* [THE REQUEST] Reproduce every line of the records below without changing anything, but leave out the pictures.

* [INFORMATION SHOWN]
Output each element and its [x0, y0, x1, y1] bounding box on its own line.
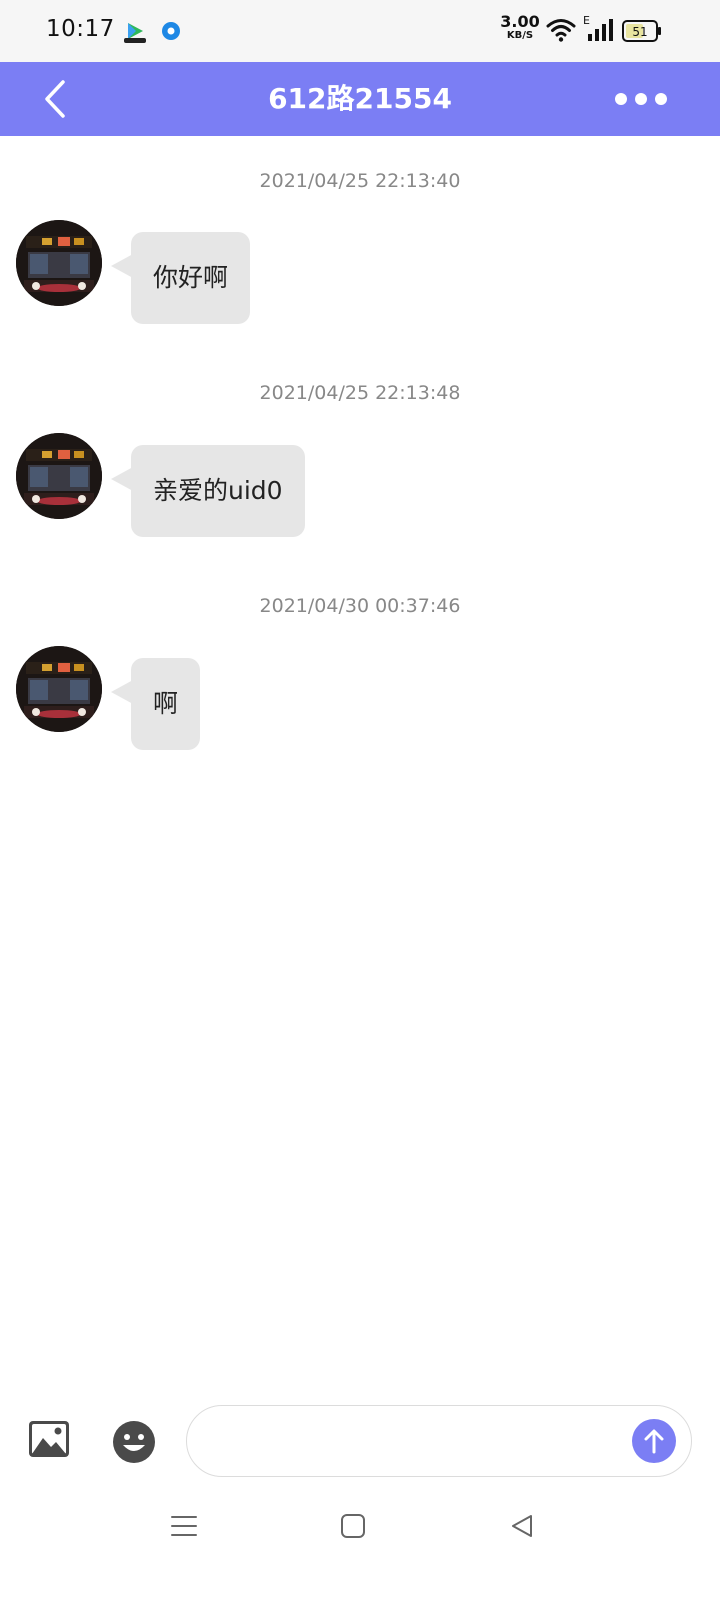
- emoji-button[interactable]: [112, 1420, 156, 1464]
- battery-level: 51: [632, 25, 647, 39]
- nav-menu-button[interactable]: [164, 1508, 204, 1544]
- image-button[interactable]: [28, 1420, 70, 1458]
- more-button[interactable]: [606, 76, 676, 122]
- back-triangle-icon: [512, 1515, 532, 1537]
- net-speed: 3.00 KB/S: [500, 14, 540, 41]
- message-timestamp: 2021/04/25 22:13:40: [259, 170, 461, 192]
- net-speed-unit: KB/S: [506, 30, 534, 41]
- send-button[interactable]: [632, 1419, 676, 1463]
- signal-icon: E: [583, 14, 613, 48]
- avatar[interactable]: [16, 220, 102, 306]
- message-row: 你好啊: [0, 220, 720, 324]
- message-bubble[interactable]: 亲爱的uid0: [111, 445, 305, 537]
- avatar[interactable]: [16, 433, 102, 519]
- status-time: 10:17: [46, 16, 115, 42]
- home-square-icon: [341, 1514, 365, 1538]
- emoji-icon: [113, 1421, 155, 1463]
- network-type: E: [583, 14, 590, 27]
- avatar[interactable]: [16, 646, 102, 732]
- back-button[interactable]: [28, 72, 82, 126]
- message-input[interactable]: [186, 1405, 692, 1477]
- video-app-icon: [123, 20, 147, 44]
- menu-icon: [171, 1516, 197, 1536]
- more-dot: [615, 93, 627, 105]
- message-timestamp: 2021/04/30 00:37:46: [259, 595, 461, 617]
- message-timestamp: 2021/04/25 22:13:48: [259, 382, 461, 404]
- message-row: 亲爱的uid0: [0, 433, 720, 537]
- chevron-left-icon: [45, 80, 65, 118]
- blue-app-icon: [160, 20, 184, 44]
- status-bar: 10:17 3.00 KB/S E 51: [0, 0, 720, 62]
- more-dot: [655, 93, 667, 105]
- chat-header: 612路21554: [0, 62, 720, 136]
- message-row: 啊: [0, 646, 720, 750]
- message-bubble[interactable]: 你好啊: [110, 232, 251, 324]
- more-dot: [635, 93, 647, 105]
- nav-back-button[interactable]: [502, 1508, 542, 1544]
- arrow-up-icon: [644, 1429, 664, 1454]
- battery-icon: 51: [622, 20, 662, 46]
- image-icon: [29, 1421, 69, 1457]
- nav-home-button[interactable]: [333, 1508, 373, 1544]
- net-speed-value: 3.00: [500, 12, 540, 31]
- message-bubble[interactable]: 啊: [110, 658, 201, 750]
- wifi-icon: [546, 17, 576, 47]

* [FULL RESPONSE]
Output each element and its [x0, y0, x1, y1] bounding box on its own line.
- emoji-button[interactable]: [112, 1420, 156, 1464]
- battery-level: 51: [632, 25, 647, 39]
- nav-menu-button[interactable]: [164, 1508, 204, 1544]
- image-button[interactable]: [28, 1420, 70, 1458]
- more-button[interactable]: [606, 76, 676, 122]
- back-triangle-icon: [512, 1515, 532, 1537]
- net-speed: 3.00 KB/S: [500, 14, 540, 41]
- message-timestamp: 2021/04/25 22:13:40: [259, 170, 461, 192]
- net-speed-unit: KB/S: [506, 30, 534, 41]
- send-button[interactable]: [632, 1419, 676, 1463]
- signal-icon: E: [583, 14, 613, 48]
- avatar[interactable]: [16, 220, 102, 306]
- message-row: 你好啊: [0, 220, 720, 324]
- message-bubble[interactable]: 亲爱的uid0: [111, 445, 305, 537]
- avatar[interactable]: [16, 433, 102, 519]
- status-time: 10:17: [46, 16, 115, 42]
- home-square-icon: [341, 1514, 365, 1538]
- emoji-icon: [113, 1421, 155, 1463]
- network-type: E: [583, 14, 590, 27]
- avatar[interactable]: [16, 646, 102, 732]
- back-button[interactable]: [28, 72, 82, 126]
- message-input[interactable]: [186, 1405, 692, 1477]
- video-app-icon: [123, 20, 147, 44]
- menu-icon: [171, 1516, 197, 1536]
- more-dot: [615, 93, 627, 105]
- message-timestamp: 2021/04/30 00:37:46: [259, 595, 461, 617]
- message-timestamp: 2021/04/25 22:13:48: [259, 382, 461, 404]
- message-row: 亲爱的uid0: [0, 433, 720, 537]
- chevron-left-icon: [45, 80, 65, 118]
- blue-app-icon: [160, 20, 184, 44]
- status-bar: 10:17 3.00 KB/S E 51: [0, 0, 720, 62]
- more-dot: [655, 93, 667, 105]
- chat-header: 612路21554: [0, 62, 720, 136]
- message-row: 啊: [0, 646, 720, 750]
- message-bubble[interactable]: 你好啊: [110, 232, 251, 324]
- more-dot: [635, 93, 647, 105]
- nav-back-button[interactable]: [502, 1508, 542, 1544]
- arrow-up-icon: [644, 1429, 664, 1454]
- battery-icon: 51: [622, 20, 662, 46]
- image-icon: [29, 1421, 69, 1457]
- nav-home-button[interactable]: [333, 1508, 373, 1544]
- net-speed-value: 3.00: [500, 12, 540, 31]
- message-bubble[interactable]: 啊: [110, 658, 201, 750]
- wifi-icon: [546, 17, 576, 47]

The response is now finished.